**WORK REQUIRED:** Locate every line that holds the string "Kennedy" and copy it.
#####
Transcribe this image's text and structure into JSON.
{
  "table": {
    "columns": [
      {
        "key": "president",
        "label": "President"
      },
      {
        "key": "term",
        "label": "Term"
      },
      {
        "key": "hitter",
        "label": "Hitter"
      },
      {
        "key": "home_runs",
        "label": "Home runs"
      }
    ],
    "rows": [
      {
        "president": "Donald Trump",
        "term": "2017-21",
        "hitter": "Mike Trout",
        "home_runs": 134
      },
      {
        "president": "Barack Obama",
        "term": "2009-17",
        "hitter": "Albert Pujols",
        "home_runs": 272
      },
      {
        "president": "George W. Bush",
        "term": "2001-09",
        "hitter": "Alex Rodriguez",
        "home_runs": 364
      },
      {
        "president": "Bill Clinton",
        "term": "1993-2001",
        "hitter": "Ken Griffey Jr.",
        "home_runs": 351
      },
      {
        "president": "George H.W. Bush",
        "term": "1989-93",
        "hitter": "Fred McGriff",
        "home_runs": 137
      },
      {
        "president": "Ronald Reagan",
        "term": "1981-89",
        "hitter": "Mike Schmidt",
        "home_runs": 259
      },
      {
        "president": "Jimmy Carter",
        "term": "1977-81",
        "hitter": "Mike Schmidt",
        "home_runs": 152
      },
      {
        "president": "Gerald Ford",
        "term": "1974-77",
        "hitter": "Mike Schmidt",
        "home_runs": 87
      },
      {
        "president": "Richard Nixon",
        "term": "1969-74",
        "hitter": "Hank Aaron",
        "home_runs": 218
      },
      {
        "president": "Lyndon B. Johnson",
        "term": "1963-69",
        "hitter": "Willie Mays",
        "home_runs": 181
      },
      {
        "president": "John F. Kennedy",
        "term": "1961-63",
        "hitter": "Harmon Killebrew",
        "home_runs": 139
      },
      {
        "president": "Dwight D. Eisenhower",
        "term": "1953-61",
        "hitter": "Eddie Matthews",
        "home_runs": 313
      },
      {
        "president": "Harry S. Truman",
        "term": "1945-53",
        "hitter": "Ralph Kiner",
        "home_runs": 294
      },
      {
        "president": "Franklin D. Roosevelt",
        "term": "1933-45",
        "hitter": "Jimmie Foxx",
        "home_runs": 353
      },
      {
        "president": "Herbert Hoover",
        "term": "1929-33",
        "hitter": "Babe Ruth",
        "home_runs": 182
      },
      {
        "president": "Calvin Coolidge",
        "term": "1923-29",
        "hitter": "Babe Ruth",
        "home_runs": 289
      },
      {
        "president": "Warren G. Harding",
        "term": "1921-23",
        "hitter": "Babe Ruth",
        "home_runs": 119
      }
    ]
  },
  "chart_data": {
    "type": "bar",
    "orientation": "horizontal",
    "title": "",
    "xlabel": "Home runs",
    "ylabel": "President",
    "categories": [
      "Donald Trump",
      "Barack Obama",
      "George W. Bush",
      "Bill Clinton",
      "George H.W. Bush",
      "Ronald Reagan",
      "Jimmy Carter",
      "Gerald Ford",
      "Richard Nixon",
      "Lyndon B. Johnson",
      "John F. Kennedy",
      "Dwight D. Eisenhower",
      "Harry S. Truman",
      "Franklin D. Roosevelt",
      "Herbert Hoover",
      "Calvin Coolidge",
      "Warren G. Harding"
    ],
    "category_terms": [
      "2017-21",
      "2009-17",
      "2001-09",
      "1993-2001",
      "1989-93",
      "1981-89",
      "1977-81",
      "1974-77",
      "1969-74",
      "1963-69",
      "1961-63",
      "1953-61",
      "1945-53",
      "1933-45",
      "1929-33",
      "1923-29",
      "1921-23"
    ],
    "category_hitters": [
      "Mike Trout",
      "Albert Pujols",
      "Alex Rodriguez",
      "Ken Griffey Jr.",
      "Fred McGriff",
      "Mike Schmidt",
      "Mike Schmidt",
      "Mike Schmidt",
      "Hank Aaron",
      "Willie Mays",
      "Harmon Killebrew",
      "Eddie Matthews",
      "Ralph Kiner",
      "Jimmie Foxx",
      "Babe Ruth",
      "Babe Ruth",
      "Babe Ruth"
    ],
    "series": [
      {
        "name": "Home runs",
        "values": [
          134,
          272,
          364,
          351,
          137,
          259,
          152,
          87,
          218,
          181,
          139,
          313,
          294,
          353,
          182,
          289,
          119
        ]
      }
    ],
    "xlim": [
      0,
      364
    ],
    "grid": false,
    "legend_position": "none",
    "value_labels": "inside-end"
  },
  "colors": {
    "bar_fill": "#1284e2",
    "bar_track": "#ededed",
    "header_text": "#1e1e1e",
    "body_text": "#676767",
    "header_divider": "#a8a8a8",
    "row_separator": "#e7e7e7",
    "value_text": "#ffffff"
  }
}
#####
**CORRECT OUTPUT:**
        "president": "John F. Kennedy",
      "John F. Kennedy",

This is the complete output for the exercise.